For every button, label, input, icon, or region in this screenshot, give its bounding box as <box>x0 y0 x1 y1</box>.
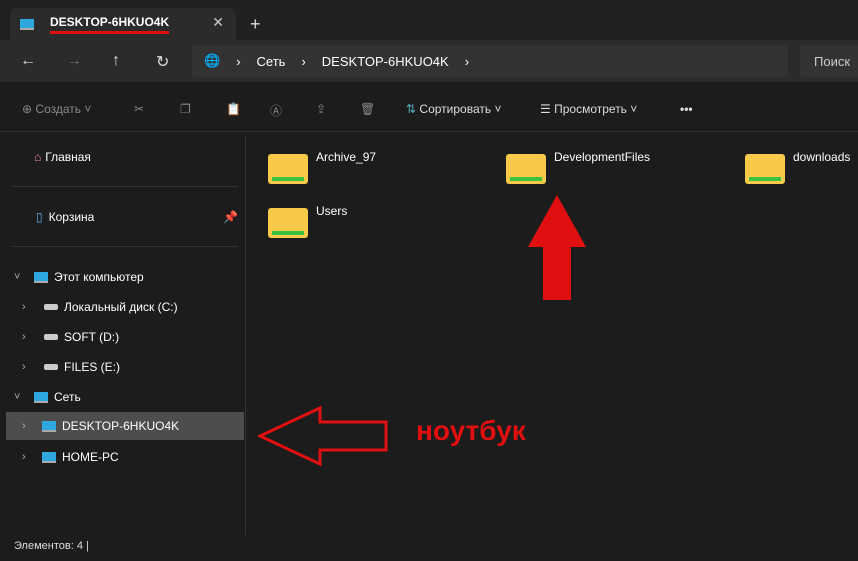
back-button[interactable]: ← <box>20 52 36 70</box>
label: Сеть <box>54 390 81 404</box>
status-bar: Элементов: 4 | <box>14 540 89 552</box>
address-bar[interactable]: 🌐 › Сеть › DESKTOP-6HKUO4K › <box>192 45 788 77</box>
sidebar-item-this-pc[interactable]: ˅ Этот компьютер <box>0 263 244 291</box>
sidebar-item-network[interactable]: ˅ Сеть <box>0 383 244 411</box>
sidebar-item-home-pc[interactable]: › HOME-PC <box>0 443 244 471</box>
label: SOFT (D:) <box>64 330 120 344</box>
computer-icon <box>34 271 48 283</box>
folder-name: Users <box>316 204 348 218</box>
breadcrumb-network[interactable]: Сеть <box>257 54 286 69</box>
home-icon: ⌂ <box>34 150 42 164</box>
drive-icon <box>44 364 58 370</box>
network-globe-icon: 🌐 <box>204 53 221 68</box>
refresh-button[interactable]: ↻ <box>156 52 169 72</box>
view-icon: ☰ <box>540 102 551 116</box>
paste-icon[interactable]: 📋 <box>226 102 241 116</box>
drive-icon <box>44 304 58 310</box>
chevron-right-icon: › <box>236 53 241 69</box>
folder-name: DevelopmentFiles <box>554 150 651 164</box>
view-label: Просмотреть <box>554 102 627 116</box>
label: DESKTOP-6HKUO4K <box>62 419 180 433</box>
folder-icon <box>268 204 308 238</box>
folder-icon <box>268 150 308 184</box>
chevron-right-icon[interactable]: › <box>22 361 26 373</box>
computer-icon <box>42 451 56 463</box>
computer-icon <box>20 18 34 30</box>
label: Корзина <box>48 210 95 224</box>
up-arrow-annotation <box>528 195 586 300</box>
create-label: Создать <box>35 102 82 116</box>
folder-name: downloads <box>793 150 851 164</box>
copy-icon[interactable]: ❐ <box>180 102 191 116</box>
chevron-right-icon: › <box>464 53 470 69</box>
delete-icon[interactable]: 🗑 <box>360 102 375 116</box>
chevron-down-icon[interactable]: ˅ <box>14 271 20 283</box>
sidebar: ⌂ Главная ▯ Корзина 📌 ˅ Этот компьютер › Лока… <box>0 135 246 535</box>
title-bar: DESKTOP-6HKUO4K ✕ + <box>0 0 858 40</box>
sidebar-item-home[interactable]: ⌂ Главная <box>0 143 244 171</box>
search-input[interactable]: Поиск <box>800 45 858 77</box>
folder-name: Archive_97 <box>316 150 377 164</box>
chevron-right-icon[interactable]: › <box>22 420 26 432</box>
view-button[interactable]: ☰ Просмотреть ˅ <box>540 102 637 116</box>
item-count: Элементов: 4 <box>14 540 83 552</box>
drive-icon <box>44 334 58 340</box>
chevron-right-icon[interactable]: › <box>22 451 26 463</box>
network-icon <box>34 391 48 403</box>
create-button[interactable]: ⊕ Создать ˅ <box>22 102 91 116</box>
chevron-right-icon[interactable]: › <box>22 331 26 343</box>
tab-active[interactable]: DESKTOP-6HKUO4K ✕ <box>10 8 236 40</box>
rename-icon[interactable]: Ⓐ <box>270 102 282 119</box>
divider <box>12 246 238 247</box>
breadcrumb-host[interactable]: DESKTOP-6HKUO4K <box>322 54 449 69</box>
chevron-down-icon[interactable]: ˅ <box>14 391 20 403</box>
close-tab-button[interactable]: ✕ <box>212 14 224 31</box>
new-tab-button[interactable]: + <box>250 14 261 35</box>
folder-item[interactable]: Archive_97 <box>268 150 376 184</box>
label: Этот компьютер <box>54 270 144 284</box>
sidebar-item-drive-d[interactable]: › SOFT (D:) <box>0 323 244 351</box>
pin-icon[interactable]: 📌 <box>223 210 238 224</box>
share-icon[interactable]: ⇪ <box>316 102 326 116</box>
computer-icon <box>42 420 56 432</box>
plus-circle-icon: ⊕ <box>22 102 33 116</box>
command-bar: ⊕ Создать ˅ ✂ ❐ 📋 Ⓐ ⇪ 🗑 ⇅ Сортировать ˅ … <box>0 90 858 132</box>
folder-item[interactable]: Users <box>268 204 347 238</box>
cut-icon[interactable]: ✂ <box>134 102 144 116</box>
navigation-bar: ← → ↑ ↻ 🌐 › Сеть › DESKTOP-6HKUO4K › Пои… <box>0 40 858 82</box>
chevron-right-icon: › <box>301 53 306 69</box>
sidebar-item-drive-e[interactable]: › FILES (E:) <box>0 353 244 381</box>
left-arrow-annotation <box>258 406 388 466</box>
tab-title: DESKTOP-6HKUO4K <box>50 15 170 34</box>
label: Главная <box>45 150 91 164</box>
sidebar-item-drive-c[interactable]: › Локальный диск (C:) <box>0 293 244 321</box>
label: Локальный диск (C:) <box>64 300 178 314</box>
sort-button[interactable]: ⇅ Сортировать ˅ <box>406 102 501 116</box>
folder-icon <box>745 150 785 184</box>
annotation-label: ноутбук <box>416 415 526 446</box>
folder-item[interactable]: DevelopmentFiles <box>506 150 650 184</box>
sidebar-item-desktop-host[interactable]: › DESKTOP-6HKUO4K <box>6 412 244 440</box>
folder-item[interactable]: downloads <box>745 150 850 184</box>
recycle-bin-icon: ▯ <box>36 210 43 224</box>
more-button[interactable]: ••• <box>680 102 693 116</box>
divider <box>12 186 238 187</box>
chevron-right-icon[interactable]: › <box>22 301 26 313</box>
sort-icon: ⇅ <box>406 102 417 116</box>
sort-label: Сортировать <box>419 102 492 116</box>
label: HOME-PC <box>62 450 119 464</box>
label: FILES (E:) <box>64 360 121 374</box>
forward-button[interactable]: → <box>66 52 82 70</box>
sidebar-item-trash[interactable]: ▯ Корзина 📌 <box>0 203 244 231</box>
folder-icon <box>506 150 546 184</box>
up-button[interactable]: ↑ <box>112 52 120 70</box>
★ ★ ★ ★ ★ ★ ★
Work to complete
Quote the listing above verbatim, from its first line to its last, but omit the picture.

Completed task
For every button, label, input, icon, or region in this screenshot, give its bounding box as <box>x0 y0 x1 y1</box>.
back-button[interactable]: ← <box>20 52 36 70</box>
label: Сеть <box>54 390 81 404</box>
status-bar: Элементов: 4 | <box>14 540 89 552</box>
address-bar[interactable]: 🌐 › Сеть › DESKTOP-6HKUO4K › <box>192 45 788 77</box>
sidebar-item-this-pc[interactable]: ˅ Этот компьютер <box>0 263 244 291</box>
sidebar-item-network[interactable]: ˅ Сеть <box>0 383 244 411</box>
sidebar-item-home-pc[interactable]: › HOME-PC <box>0 443 244 471</box>
label: SOFT (D:) <box>64 330 120 344</box>
computer-icon <box>34 271 48 283</box>
folder-name: Users <box>316 204 348 218</box>
breadcrumb-network[interactable]: Сеть <box>257 54 286 69</box>
home-icon: ⌂ <box>34 150 42 164</box>
drive-icon <box>44 364 58 370</box>
network-globe-icon: 🌐 <box>204 53 221 68</box>
refresh-button[interactable]: ↻ <box>156 52 169 72</box>
view-icon: ☰ <box>540 102 551 116</box>
paste-icon[interactable]: 📋 <box>226 102 241 116</box>
drive-icon <box>44 304 58 310</box>
chevron-right-icon: › <box>236 53 241 69</box>
folder-name: DevelopmentFiles <box>554 150 651 164</box>
view-label: Просмотреть <box>554 102 627 116</box>
label: DESKTOP-6HKUO4K <box>62 419 180 433</box>
folder-icon <box>268 204 308 238</box>
folder-icon <box>268 150 308 184</box>
chevron-right-icon[interactable]: › <box>22 361 26 373</box>
computer-icon <box>42 451 56 463</box>
computer-icon <box>20 18 34 30</box>
label: Корзина <box>48 210 95 224</box>
up-arrow-annotation <box>528 195 586 300</box>
create-label: Создать <box>35 102 82 116</box>
folder-name: downloads <box>793 150 851 164</box>
copy-icon[interactable]: ❐ <box>180 102 191 116</box>
chevron-right-icon: › <box>464 53 470 69</box>
delete-icon[interactable]: 🗑 <box>360 102 375 116</box>
chevron-down-icon[interactable]: ˅ <box>14 271 20 283</box>
sidebar: ⌂ Главная ▯ Корзина 📌 ˅ Этот компьютер › Лока… <box>0 135 246 535</box>
title-bar: DESKTOP-6HKUO4K ✕ + <box>0 0 858 40</box>
sidebar-item-home[interactable]: ⌂ Главная <box>0 143 244 171</box>
search-input[interactable]: Поиск <box>800 45 858 77</box>
folder-name: Archive_97 <box>316 150 377 164</box>
chevron-right-icon[interactable]: › <box>22 420 26 432</box>
view-button[interactable]: ☰ Просмотреть ˅ <box>540 102 637 116</box>
item-count: Элементов: 4 <box>14 540 83 552</box>
drive-icon <box>44 334 58 340</box>
chevron-right-icon[interactable]: › <box>22 451 26 463</box>
network-icon <box>34 391 48 403</box>
create-button[interactable]: ⊕ Создать ˅ <box>22 102 91 116</box>
chevron-right-icon[interactable]: › <box>22 331 26 343</box>
tab-active[interactable]: DESKTOP-6HKUO4K ✕ <box>10 8 236 40</box>
rename-icon[interactable]: Ⓐ <box>270 102 282 119</box>
divider <box>12 246 238 247</box>
breadcrumb-host[interactable]: DESKTOP-6HKUO4K <box>322 54 449 69</box>
chevron-down-icon[interactable]: ˅ <box>14 391 20 403</box>
close-tab-button[interactable]: ✕ <box>212 14 224 31</box>
new-tab-button[interactable]: + <box>250 14 261 35</box>
folder-item[interactable]: Archive_97 <box>268 150 376 184</box>
label: Этот компьютер <box>54 270 144 284</box>
sidebar-item-drive-d[interactable]: › SOFT (D:) <box>0 323 244 351</box>
pin-icon[interactable]: 📌 <box>223 210 238 224</box>
share-icon[interactable]: ⇪ <box>316 102 326 116</box>
computer-icon <box>42 420 56 432</box>
plus-circle-icon: ⊕ <box>22 102 33 116</box>
command-bar: ⊕ Создать ˅ ✂ ❐ 📋 Ⓐ ⇪ 🗑 ⇅ Сортировать ˅ … <box>0 90 858 132</box>
folder-item[interactable]: Users <box>268 204 347 238</box>
cut-icon[interactable]: ✂ <box>134 102 144 116</box>
navigation-bar: ← → ↑ ↻ 🌐 › Сеть › DESKTOP-6HKUO4K › Пои… <box>0 40 858 82</box>
chevron-right-icon: › <box>301 53 306 69</box>
sidebar-item-drive-e[interactable]: › FILES (E:) <box>0 353 244 381</box>
left-arrow-annotation <box>258 406 388 466</box>
tab-title: DESKTOP-6HKUO4K <box>50 15 170 34</box>
label: Главная <box>45 150 91 164</box>
sidebar-item-drive-c[interactable]: › Локальный диск (C:) <box>0 293 244 321</box>
label: Локальный диск (C:) <box>64 300 178 314</box>
sort-button[interactable]: ⇅ Сортировать ˅ <box>406 102 501 116</box>
folder-icon <box>745 150 785 184</box>
annotation-label: ноутбук <box>416 415 526 446</box>
folder-item[interactable]: DevelopmentFiles <box>506 150 650 184</box>
sidebar-item-desktop-host[interactable]: › DESKTOP-6HKUO4K <box>6 412 244 440</box>
folder-item[interactable]: downloads <box>745 150 850 184</box>
recycle-bin-icon: ▯ <box>36 210 43 224</box>
more-button[interactable]: ••• <box>680 102 693 116</box>
divider <box>12 186 238 187</box>
chevron-right-icon[interactable]: › <box>22 301 26 313</box>
sort-icon: ⇅ <box>406 102 417 116</box>
sort-label: Сортировать <box>419 102 492 116</box>
label: HOME-PC <box>62 450 119 464</box>
label: FILES (E:) <box>64 360 121 374</box>
forward-button[interactable]: → <box>66 52 82 70</box>
sidebar-item-trash[interactable]: ▯ Корзина 📌 <box>0 203 244 231</box>
folder-icon <box>506 150 546 184</box>
up-button[interactable]: ↑ <box>112 52 120 70</box>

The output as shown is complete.